- Given problem
What follows is a listing to be transcribed exactly.

[Dataset entries]

○ ○ ○

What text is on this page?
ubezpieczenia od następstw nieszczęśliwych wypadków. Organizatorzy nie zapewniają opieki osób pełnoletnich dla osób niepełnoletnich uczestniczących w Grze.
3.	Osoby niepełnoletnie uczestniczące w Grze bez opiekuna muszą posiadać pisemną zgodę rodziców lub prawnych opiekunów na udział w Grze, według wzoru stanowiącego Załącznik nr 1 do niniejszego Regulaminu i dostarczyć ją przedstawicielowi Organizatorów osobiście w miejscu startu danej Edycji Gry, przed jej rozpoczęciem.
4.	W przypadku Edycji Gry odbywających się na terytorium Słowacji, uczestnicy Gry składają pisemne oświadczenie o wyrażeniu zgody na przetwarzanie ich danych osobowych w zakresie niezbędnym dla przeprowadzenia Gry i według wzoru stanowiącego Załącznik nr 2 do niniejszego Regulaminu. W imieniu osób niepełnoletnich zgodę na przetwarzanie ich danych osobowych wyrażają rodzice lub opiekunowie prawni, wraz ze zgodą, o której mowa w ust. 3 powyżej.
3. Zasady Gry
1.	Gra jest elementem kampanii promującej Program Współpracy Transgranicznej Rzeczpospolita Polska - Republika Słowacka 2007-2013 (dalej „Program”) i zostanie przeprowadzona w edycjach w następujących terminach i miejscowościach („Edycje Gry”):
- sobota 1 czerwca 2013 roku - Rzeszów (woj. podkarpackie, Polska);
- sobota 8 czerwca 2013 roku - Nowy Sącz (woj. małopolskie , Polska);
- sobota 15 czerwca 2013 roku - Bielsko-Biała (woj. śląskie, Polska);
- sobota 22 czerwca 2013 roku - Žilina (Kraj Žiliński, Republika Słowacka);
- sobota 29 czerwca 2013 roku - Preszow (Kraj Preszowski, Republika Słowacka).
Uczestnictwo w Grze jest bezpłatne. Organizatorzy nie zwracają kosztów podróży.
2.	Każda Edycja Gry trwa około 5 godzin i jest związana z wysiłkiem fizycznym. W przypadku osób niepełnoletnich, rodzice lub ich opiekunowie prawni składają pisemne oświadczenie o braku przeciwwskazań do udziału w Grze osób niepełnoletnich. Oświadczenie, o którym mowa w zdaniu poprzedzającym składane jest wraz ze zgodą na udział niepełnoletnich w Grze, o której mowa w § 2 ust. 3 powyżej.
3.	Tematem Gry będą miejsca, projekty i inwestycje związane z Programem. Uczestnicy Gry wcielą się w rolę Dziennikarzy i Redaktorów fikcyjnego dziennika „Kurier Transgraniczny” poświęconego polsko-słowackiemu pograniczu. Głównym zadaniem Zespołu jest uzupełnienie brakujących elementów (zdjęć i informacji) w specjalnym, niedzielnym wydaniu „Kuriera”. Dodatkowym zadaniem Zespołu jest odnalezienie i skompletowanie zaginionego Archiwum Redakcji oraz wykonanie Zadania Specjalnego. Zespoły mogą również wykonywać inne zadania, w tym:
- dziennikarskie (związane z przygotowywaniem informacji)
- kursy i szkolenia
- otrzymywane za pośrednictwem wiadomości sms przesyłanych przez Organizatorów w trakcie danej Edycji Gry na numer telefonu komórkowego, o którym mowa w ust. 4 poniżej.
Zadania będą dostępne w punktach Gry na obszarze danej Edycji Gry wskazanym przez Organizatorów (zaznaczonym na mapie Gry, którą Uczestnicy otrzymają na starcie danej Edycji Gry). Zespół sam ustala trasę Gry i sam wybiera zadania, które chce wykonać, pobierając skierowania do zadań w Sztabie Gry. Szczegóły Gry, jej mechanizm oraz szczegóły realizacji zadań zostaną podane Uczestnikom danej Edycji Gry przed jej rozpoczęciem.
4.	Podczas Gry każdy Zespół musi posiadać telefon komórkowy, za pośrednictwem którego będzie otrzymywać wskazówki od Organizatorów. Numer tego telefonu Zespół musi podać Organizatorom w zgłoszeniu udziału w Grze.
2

○ ○ ○

- Answer below
What text is on this page?
ubezpieczenia od następstw nieszczęśliwych wypadków. Organizatorzy nie zapewniają opieki osób pełnoletnich dla osób niepełnoletnich uczestniczących w Grze.
3.	Osoby niepełnoletnie uczestniczące w Grze bez opiekuna muszą posiadać pisemną zgodę rodziców lub prawnych opiekunów na udział w Grze, według wzoru stanowiącego Załącznik nr 1 do niniejszego Regulaminu i dostarczyć ją przedstawicielowi Organizatorów osobiście w miejscu startu danej Edycji Gry, przed jej rozpoczęciem.
4.	W przypadku Edycji Gry odbywających się na terytorium Słowacji, uczestnicy Gry składają pisemne oświadczenie o wyrażeniu zgody na przetwarzanie ich danych osobowych w zakresie niezbędnym dla przeprowadzenia Gry i według wzoru stanowiącego Załącznik nr 2 do niniejszego Regulaminu. W imieniu osób niepełnoletnich zgodę na przetwarzanie ich danych osobowych wyrażają rodzice lub opiekunowie prawni, wraz ze zgodą, o której mowa w ust. 3 powyżej.
3. Zasady Gry
1.	Gra jest elementem kampanii promującej Program Współpracy Transgranicznej Rzeczpospolita Polska - Republika Słowacka 2007-2013 (dalej „Program”) i zostanie przeprowadzona w edycjach w następujących terminach i miejscowościach („Edycje Gry”):
- sobota 1 czerwca 2013 roku - Rzeszów (woj. podkarpackie, Polska);
- sobota 8 czerwca 2013 roku - Nowy Sącz (woj. małopolskie , Polska);
- sobota 15 czerwca 2013 roku - Bielsko-Biała (woj. śląskie, Polska);
- sobota 22 czerwca 2013 roku - Žilina (Kraj Žiliński, Republika Słowacka);
- sobota 29 czerwca 2013 roku - Preszow (Kraj Preszowski, Republika Słowacka).
Uczestnictwo w Grze jest bezpłatne. Organizatorzy nie zwracają kosztów podróży.
2.	Każda Edycja Gry trwa około 5 godzin i jest związana z wysiłkiem fizycznym. W przypadku osób niepełnoletnich, rodzice lub ich opiekunowie prawni składają pisemne oświadczenie o braku przeciwwskazań do udziału w Grze osób niepełnoletnich. Oświadczenie, o którym mowa w zdaniu poprzedzającym składane jest wraz ze zgodą na udział niepełnoletnich w Grze, o której mowa w § 2 ust. 3 powyżej.
3.	Tematem Gry będą miejsca, projekty i inwestycje związane z Programem. Uczestnicy Gry wcielą się w rolę Dziennikarzy i Redaktorów fikcyjnego dziennika „Kurier Transgraniczny” poświęconego polsko-słowackiemu pograniczu. Głównym zadaniem Zespołu jest uzupełnienie brakujących elementów (zdjęć i informacji) w specjalnym, niedzielnym wydaniu „Kuriera”. Dodatkowym zadaniem Zespołu jest odnalezienie i skompletowanie zaginionego Archiwum Redakcji oraz wykonanie Zadania Specjalnego. Zespoły mogą również wykonywać inne zadania, w tym:
- dziennikarskie (związane z przygotowywaniem informacji)
- kursy i szkolenia
- otrzymywane za pośrednictwem wiadomości sms przesyłanych przez Organizatorów w trakcie danej Edycji Gry na numer telefonu komórkowego, o którym mowa w ust. 4 poniżej.
Zadania będą dostępne w punktach Gry na obszarze danej Edycji Gry wskazanym przez Organizatorów (zaznaczonym na mapie Gry, którą Uczestnicy otrzymają na starcie danej Edycji Gry). Zespół sam ustala trasę Gry i sam wybiera zadania, które chce wykonać, pobierając skierowania do zadań w Sztabie Gry. Szczegóły Gry, jej mechanizm oraz szczegóły realizacji zadań zostaną podane Uczestnikom danej Edycji Gry przed jej rozpoczęciem.
4.	Podczas Gry każdy Zespół musi posiadać telefon komórkowy, za pośrednictwem którego będzie otrzymywać wskazówki od Organizatorów. Numer tego telefonu Zespół musi podać Organizatorom w zgłoszeniu udziału w Grze.
2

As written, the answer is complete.